[Records contained in a dataset]
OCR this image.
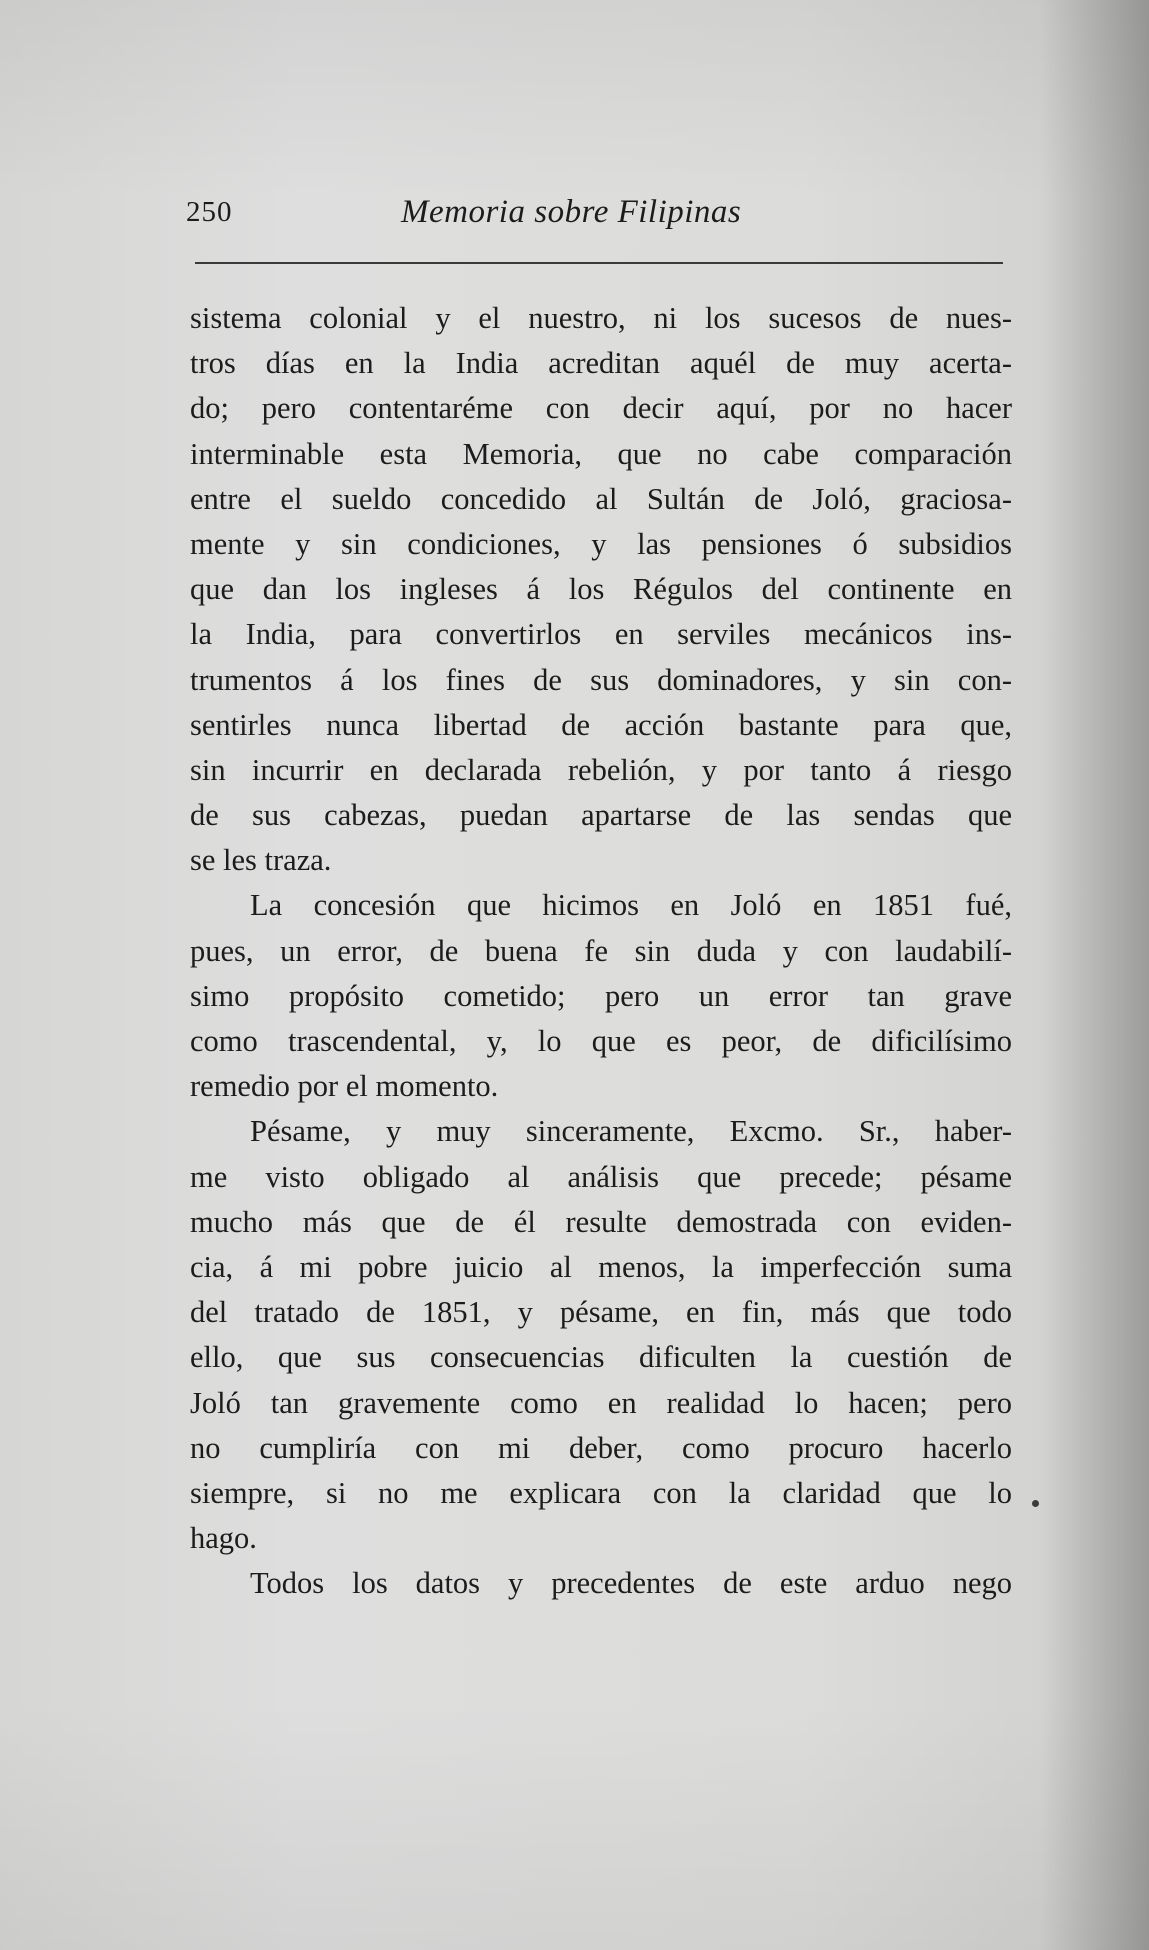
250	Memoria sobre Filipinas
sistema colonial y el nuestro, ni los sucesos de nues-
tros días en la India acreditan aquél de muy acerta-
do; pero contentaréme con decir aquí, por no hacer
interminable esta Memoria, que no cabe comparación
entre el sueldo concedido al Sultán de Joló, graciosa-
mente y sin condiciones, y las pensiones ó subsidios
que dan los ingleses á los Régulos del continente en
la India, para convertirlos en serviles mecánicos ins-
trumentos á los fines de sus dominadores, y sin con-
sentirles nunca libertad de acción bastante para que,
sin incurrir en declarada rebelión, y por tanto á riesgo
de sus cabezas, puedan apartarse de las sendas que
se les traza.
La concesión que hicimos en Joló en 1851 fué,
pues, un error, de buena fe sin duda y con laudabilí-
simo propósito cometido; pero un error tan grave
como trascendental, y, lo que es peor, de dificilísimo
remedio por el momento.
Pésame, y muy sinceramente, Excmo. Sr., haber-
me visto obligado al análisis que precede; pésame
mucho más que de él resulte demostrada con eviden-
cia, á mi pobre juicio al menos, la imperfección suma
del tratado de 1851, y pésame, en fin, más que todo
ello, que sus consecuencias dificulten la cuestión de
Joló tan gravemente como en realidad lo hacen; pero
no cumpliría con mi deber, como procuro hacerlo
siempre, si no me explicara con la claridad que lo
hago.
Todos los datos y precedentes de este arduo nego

...

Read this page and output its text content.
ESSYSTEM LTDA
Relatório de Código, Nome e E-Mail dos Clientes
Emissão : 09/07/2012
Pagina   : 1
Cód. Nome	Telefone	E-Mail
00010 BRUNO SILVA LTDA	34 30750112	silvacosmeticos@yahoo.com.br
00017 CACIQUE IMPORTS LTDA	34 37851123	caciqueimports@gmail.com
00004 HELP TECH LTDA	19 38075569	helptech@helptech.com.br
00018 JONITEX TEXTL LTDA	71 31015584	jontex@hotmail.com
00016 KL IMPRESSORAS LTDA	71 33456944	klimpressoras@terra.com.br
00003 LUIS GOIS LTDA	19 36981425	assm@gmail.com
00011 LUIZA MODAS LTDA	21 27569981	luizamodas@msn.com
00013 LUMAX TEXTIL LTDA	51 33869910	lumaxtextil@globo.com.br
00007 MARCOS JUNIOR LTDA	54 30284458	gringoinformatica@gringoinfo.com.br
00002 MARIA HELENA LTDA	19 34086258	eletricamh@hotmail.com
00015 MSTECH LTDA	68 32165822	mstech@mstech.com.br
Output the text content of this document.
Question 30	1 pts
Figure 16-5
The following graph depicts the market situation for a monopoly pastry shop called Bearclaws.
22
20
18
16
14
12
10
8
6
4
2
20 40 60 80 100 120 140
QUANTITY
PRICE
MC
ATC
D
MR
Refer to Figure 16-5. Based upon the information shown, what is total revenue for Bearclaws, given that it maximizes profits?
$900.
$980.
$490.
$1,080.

---

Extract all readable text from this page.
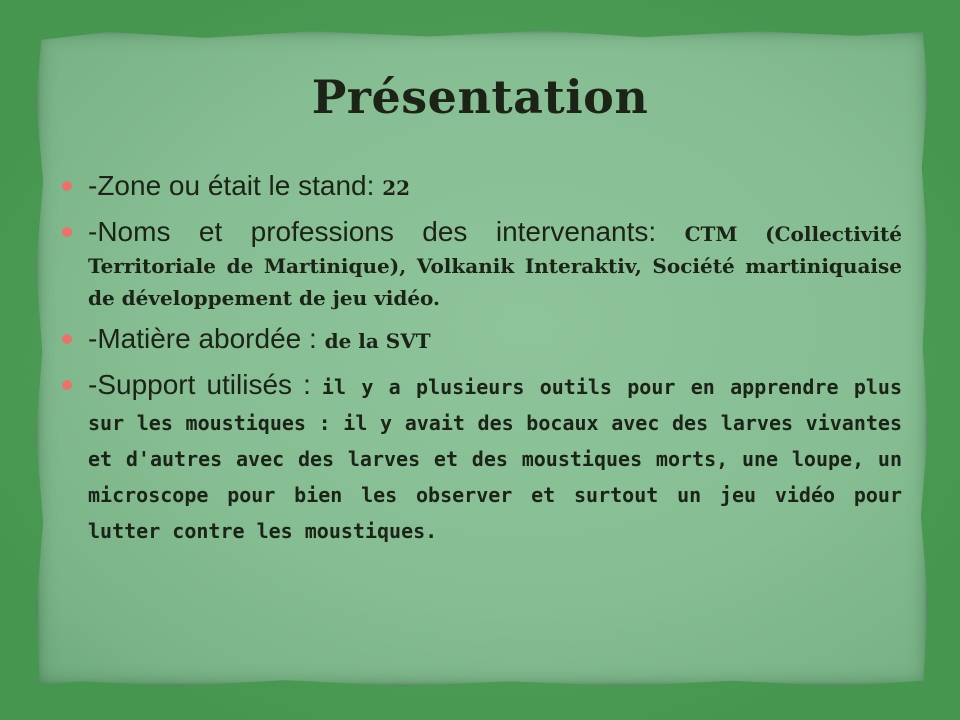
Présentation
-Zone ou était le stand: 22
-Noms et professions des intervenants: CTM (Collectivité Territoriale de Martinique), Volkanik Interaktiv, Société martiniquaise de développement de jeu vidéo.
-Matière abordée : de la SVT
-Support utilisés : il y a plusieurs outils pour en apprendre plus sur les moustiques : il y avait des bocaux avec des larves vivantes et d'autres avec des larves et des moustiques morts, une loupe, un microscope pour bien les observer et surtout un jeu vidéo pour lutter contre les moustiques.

#### WHAT THE EXERCISE ASKS
Lines containing the word "hotmail" are to be counted in the listing; state their number alone.

#### OUTPUT BELOW
2